(DOCUMENT SEGMENT):
* * * * * * * * *

Dinghy Cruising with Phillips
Chapter 8

Chart Reading. Nautical charts are wonderful. They convey a wealth of information, and are much more interesting than road maps. It is not difficult to teach yourself to read a chart, but many people like to take a Power Squadron course, or read a book on piloting. When you are using the chart on a cruise, you should look at every little detail, every letter, every number and line that is printed along the course you are cruising. The abbreviations are all listed in "Chart No. 1" published by the Canadian Hydrographic Service, Department of the Environment, Ottawa. Get this useful booklet (it is not a chart at all) many months before you cruise, and browse through it with one or two charts in front of you. A lot of the abbreviations have two or more meanings and have to be taken in context.

Most of the complexity of chart theory is due to the curvature of the earth's surface and can be entirely ignored for dinghy cruising over distances of a few score of miles. Charts can therefore be regarded in practice as ordinary maps of a flat surface, with north to the top, east to the right, all angles correct and the scale the same all over. You do not need to know whether your chart is a mercator's projection, polyconic, or any other. The longitude lines run exactly north and south; the latitude lines run exactly east and west.

The scale is marked on the chart, but it is easiest to work in nautical miles. One nautical mile is approximately 1 and 1/7 land miles, and is exactly 1/60 of the distance between two latitude lines which are 1° apart. The latitude scale is marked at the side of the chart, and the latitude lines are usually drawn at intervals of 10 minutes, 20 minutes, or 30 minutes. You can quickly see which of the little hatched spaces at the side of the chart represents one nautical mile. i.e. one minute of latitude. Never use the scales at the top and bottom of the chart as these are longitude and their relative distance changes with distance from the Equator.

Depths may be measured in feet or fathoms, or on some of the new Canadian charts, in metres! The printing style is slightly different for each of the three, and the unit is always stated on the chart right under the title that tells you the area covered. Always be sure in what units the depth soundings are recorded on the chart you are using. It makes a lot of difference.

Compass. A compass is the most important instrument to have on board and is even more important than the chart. I like to have two compasses, one mounted in the boat, and the other a hand-bearing. You can get a boat compass which can be lifted out and used as a hand-bearing but the instrument is so important that it is wise to have two so that one can be used to double check the other.

* * * * * * * * *

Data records
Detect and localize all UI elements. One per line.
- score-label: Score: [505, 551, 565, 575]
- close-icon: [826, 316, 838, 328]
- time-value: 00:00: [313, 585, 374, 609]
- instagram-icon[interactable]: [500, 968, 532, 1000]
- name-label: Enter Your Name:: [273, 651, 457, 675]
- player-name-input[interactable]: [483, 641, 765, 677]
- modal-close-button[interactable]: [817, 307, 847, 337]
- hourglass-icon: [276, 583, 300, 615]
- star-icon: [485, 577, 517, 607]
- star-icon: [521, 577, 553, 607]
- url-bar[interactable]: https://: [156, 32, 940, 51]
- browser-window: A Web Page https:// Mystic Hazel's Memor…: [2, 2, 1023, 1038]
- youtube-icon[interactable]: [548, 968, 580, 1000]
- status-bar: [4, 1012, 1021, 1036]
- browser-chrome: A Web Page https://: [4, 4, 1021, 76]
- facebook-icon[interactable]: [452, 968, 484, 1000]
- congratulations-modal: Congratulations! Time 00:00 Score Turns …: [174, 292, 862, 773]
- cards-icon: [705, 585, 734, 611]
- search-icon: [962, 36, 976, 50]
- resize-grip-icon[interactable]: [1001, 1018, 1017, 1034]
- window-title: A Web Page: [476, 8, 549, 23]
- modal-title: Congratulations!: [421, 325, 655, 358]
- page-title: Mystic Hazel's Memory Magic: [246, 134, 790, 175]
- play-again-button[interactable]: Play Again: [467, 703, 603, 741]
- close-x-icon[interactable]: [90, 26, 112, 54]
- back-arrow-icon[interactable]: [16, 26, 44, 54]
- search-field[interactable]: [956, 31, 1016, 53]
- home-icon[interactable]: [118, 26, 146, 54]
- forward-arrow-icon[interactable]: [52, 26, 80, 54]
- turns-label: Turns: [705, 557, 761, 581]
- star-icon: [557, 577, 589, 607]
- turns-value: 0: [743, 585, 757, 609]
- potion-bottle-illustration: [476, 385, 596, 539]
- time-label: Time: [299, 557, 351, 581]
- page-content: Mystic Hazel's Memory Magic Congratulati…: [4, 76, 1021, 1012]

* * * * * * * * *

(GIVEN TASK): In the dinghy cruising chapter, reproduce word for word the stretch from "Most of the" through "east and west.".

(THE COMPLETED TASK):
Most of the complexity of chart theory is due to the curvature of the earth's surface and can be entirely ignored for dinghy cruising over distances of a few score of miles. Charts can therefore be regarded in practice as ordinary maps of a flat surface, with north to the top, east to the right, all angles correct and the scale the same all over. You do not need to know whether your chart is a mercator's projection, polyconic, or any other. The longitude lines run exactly north and south; the latitude lines run exactly east and west.